-- begin Records --
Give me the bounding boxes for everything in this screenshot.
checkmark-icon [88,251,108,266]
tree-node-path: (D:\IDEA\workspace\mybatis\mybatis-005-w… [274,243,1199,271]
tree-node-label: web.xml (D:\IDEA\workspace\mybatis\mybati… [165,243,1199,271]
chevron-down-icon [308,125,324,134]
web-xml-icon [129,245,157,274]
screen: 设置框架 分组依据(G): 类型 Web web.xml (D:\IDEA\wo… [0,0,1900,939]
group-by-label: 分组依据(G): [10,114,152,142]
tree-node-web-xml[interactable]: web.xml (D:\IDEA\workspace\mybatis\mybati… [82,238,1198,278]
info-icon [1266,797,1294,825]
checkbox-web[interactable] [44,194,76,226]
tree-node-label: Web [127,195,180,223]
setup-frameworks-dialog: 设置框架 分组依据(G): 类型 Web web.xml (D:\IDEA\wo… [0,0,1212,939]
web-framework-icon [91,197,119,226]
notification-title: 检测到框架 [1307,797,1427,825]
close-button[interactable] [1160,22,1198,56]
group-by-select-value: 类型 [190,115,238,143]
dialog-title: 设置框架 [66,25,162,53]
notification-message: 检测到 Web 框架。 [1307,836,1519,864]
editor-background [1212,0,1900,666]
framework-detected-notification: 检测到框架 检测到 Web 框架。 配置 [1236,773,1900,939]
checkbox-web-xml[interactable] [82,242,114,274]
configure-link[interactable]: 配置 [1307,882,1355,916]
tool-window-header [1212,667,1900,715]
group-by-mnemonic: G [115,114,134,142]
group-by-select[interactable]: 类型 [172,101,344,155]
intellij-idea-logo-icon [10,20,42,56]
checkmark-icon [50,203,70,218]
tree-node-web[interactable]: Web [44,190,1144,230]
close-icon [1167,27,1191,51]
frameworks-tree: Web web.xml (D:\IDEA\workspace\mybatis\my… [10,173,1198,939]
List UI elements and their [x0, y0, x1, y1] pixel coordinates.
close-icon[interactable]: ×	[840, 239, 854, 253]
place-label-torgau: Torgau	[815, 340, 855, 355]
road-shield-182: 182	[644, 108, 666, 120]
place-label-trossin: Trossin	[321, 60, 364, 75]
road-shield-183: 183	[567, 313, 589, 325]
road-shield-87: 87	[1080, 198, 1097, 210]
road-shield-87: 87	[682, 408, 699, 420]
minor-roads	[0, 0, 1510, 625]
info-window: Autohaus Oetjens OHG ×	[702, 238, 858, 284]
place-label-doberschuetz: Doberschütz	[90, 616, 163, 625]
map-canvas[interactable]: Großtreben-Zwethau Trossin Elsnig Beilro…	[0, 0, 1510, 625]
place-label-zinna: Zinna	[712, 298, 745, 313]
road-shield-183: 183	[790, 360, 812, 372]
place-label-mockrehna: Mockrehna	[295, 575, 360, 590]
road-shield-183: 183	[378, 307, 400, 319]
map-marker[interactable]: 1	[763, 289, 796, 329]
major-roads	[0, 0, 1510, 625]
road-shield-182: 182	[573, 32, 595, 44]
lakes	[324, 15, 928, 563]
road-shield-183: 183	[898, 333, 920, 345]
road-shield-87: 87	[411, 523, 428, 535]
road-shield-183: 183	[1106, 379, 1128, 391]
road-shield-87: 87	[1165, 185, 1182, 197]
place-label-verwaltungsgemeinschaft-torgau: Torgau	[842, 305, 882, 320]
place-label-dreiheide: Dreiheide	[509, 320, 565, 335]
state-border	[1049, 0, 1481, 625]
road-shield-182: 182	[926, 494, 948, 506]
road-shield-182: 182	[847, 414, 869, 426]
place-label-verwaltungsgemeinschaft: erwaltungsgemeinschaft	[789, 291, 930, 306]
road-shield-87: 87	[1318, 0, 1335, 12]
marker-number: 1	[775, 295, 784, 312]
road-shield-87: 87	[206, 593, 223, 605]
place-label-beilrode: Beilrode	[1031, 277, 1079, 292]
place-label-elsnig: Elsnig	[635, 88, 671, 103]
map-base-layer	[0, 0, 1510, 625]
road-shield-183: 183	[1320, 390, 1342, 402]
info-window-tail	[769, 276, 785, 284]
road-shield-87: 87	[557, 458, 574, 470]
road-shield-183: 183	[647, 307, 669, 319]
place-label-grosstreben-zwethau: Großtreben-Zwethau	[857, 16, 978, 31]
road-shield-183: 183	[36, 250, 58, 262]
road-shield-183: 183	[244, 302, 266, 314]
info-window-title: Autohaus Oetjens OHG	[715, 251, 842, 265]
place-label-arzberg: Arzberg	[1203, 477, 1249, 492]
-- end Records --
◆ **Exercise instructions**:
Rewrite every row above, changing each "road-shield-183" to "route-shield-183" and leaving everything else as it is.

◆ **Written solution**:
Give me the bounding boxes for everything in this screenshot.
checkmark-icon [88,251,108,266]
tree-node-path: (D:\IDEA\workspace\mybatis\mybatis-005-w… [274,243,1199,271]
tree-node-label: web.xml (D:\IDEA\workspace\mybatis\mybati… [165,243,1199,271]
chevron-down-icon [308,125,324,134]
web-xml-icon [129,245,157,274]
screen: 设置框架 分组依据(G): 类型 Web web.xml (D:\IDEA\wo… [0,0,1900,939]
group-by-label: 分组依据(G): [10,114,152,142]
tree-node-web-xml[interactable]: web.xml (D:\IDEA\workspace\mybatis\mybati… [82,238,1198,278]
info-icon [1266,797,1294,825]
checkbox-web[interactable] [44,194,76,226]
tree-node-label: Web [127,195,180,223]
setup-frameworks-dialog: 设置框架 分组依据(G): 类型 Web web.xml (D:\IDEA\wo… [0,0,1212,939]
web-framework-icon [91,197,119,226]
notification-title: 检测到框架 [1307,797,1427,825]
close-button[interactable] [1160,22,1198,56]
group-by-select-value: 类型 [190,115,238,143]
dialog-title: 设置框架 [66,25,162,53]
notification-message: 检测到 Web 框架。 [1307,836,1519,864]
editor-background [1212,0,1900,666]
framework-detected-notification: 检测到框架 检测到 Web 框架。 配置 [1236,773,1900,939]
checkbox-web-xml[interactable] [82,242,114,274]
configure-link[interactable]: 配置 [1307,882,1355,916]
tool-window-header [1212,667,1900,715]
group-by-mnemonic: G [115,114,134,142]
group-by-select[interactable]: 类型 [172,101,344,155]
intellij-idea-logo-icon [10,20,42,56]
checkmark-icon [50,203,70,218]
tree-node-web[interactable]: Web [44,190,1144,230]
close-icon [1167,27,1191,51]
frameworks-tree: Web web.xml (D:\IDEA\workspace\mybatis\my… [10,173,1198,939]
List UI elements and their [x0, y0, x1, y1] pixel coordinates.
close-icon[interactable]: ×	[840, 239, 854, 253]
place-label-torgau: Torgau	[815, 340, 855, 355]
road-shield-182: 182	[644, 108, 666, 120]
place-label-trossin: Trossin	[321, 60, 364, 75]
route-shield-183: 183	[567, 313, 589, 325]
road-shield-87: 87	[1080, 198, 1097, 210]
road-shield-87: 87	[682, 408, 699, 420]
minor-roads	[0, 0, 1510, 625]
info-window: Autohaus Oetjens OHG ×	[702, 238, 858, 284]
place-label-doberschuetz: Doberschütz	[90, 616, 163, 625]
map-canvas[interactable]: Großtreben-Zwethau Trossin Elsnig Beilro…	[0, 0, 1510, 625]
place-label-zinna: Zinna	[712, 298, 745, 313]
route-shield-183: 183	[790, 360, 812, 372]
place-label-mockrehna: Mockrehna	[295, 575, 360, 590]
route-shield-183: 183	[378, 307, 400, 319]
map-marker[interactable]: 1	[763, 289, 796, 329]
major-roads	[0, 0, 1510, 625]
road-shield-182: 182	[573, 32, 595, 44]
lakes	[324, 15, 928, 563]
route-shield-183: 183	[898, 333, 920, 345]
road-shield-87: 87	[411, 523, 428, 535]
route-shield-183: 183	[1106, 379, 1128, 391]
road-shield-87: 87	[1165, 185, 1182, 197]
place-label-verwaltungsgemeinschaft-torgau: Torgau	[842, 305, 882, 320]
place-label-dreiheide: Dreiheide	[509, 320, 565, 335]
state-border	[1049, 0, 1481, 625]
road-shield-182: 182	[926, 494, 948, 506]
road-shield-182: 182	[847, 414, 869, 426]
place-label-verwaltungsgemeinschaft: erwaltungsgemeinschaft	[789, 291, 930, 306]
road-shield-87: 87	[1318, 0, 1335, 12]
marker-number: 1	[775, 295, 784, 312]
road-shield-87: 87	[206, 593, 223, 605]
place-label-beilrode: Beilrode	[1031, 277, 1079, 292]
place-label-elsnig: Elsnig	[635, 88, 671, 103]
map-base-layer	[0, 0, 1510, 625]
route-shield-183: 183	[1320, 390, 1342, 402]
info-window-tail	[769, 276, 785, 284]
road-shield-87: 87	[557, 458, 574, 470]
route-shield-183: 183	[647, 307, 669, 319]
place-label-grosstreben-zwethau: Großtreben-Zwethau	[857, 16, 978, 31]
route-shield-183: 183	[36, 250, 58, 262]
route-shield-183: 183	[244, 302, 266, 314]
info-window-title: Autohaus Oetjens OHG	[715, 251, 842, 265]
place-label-arzberg: Arzberg	[1203, 477, 1249, 492]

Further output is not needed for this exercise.